# What this task involves
Search the records for "تلقوا". Copy every line where it appears.

# Extracted entries
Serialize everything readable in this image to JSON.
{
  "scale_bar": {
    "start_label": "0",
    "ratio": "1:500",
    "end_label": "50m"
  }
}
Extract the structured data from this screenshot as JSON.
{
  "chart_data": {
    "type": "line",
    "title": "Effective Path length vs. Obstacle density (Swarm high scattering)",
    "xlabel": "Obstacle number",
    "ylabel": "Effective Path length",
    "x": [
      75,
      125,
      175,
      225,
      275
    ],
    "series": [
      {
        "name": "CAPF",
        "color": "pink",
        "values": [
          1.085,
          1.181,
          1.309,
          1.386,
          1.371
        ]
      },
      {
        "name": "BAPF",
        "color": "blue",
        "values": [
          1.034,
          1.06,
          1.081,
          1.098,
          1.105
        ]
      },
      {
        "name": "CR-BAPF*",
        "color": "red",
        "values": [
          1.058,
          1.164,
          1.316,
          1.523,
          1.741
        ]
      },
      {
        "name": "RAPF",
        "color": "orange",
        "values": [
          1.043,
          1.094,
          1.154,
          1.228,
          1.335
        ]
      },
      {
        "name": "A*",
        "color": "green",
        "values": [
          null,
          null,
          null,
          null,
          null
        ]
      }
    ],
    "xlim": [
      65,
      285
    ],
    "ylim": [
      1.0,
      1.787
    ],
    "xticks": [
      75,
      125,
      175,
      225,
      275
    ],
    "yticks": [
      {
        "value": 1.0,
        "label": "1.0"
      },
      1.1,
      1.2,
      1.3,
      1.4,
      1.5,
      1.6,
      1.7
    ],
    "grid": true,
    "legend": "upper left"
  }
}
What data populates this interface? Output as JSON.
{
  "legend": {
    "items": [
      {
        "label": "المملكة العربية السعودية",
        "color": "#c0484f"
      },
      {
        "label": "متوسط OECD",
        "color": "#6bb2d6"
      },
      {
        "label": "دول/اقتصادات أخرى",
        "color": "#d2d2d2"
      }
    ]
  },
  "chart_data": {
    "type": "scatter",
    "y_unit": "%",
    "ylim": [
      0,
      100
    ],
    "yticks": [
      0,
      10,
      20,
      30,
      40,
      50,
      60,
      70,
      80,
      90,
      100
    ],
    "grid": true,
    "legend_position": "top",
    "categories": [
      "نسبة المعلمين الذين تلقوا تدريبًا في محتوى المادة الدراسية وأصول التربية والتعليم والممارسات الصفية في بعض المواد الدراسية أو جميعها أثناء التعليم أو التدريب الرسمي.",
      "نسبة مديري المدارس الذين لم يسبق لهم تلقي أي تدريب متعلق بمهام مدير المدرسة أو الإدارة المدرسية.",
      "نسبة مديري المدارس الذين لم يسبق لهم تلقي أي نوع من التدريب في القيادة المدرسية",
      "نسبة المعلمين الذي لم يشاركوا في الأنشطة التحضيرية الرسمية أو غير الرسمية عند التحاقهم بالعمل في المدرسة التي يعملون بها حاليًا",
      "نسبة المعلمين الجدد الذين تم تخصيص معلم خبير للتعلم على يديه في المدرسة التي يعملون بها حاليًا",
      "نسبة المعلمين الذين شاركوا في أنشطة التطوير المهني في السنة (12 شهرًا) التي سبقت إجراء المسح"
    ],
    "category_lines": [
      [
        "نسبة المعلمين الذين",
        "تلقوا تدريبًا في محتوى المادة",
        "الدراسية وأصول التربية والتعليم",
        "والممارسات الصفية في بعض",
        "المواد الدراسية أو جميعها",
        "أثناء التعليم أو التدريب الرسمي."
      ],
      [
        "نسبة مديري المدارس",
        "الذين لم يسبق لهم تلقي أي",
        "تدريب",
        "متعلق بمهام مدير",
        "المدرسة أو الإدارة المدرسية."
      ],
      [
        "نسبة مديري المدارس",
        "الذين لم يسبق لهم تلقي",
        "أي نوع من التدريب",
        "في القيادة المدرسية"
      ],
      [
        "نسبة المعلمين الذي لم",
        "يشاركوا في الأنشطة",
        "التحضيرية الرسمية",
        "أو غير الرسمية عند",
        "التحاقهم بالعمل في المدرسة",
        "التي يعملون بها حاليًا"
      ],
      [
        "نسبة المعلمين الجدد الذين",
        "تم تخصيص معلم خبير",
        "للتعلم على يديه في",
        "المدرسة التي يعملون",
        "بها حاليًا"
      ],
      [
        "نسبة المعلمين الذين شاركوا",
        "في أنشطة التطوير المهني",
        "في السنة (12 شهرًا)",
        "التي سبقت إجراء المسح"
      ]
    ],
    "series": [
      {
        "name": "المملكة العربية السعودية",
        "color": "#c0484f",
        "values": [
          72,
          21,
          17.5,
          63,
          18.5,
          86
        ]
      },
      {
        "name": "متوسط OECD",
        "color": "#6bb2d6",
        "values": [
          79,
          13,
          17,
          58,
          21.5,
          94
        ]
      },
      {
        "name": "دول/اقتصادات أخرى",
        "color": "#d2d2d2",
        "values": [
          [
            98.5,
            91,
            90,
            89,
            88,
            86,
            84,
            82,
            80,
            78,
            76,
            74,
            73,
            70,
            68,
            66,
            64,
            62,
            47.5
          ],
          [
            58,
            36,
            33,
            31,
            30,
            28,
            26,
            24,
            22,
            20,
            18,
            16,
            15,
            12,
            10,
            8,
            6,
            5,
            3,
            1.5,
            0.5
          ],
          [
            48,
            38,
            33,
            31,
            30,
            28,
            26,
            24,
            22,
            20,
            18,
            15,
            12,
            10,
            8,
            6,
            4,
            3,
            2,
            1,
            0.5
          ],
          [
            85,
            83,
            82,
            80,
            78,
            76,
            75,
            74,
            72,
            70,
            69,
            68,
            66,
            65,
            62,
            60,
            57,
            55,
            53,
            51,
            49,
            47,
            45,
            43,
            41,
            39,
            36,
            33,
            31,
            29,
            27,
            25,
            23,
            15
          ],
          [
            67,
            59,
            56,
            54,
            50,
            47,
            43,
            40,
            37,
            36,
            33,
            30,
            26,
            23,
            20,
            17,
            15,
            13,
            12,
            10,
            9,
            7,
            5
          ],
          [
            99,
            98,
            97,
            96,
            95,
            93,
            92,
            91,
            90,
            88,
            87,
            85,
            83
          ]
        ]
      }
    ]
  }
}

# Result of this exercise
      "نسبة المعلمين الذين تلقوا تدريبًا في محتوى المادة الدراسية وأصول التربية والتعليم والممارسات الصفية في بعض المواد الدراسية أو جميعها أثناء التعليم أو التدريب الرسمي.",
        "تلقوا تدريبًا في محتوى المادة",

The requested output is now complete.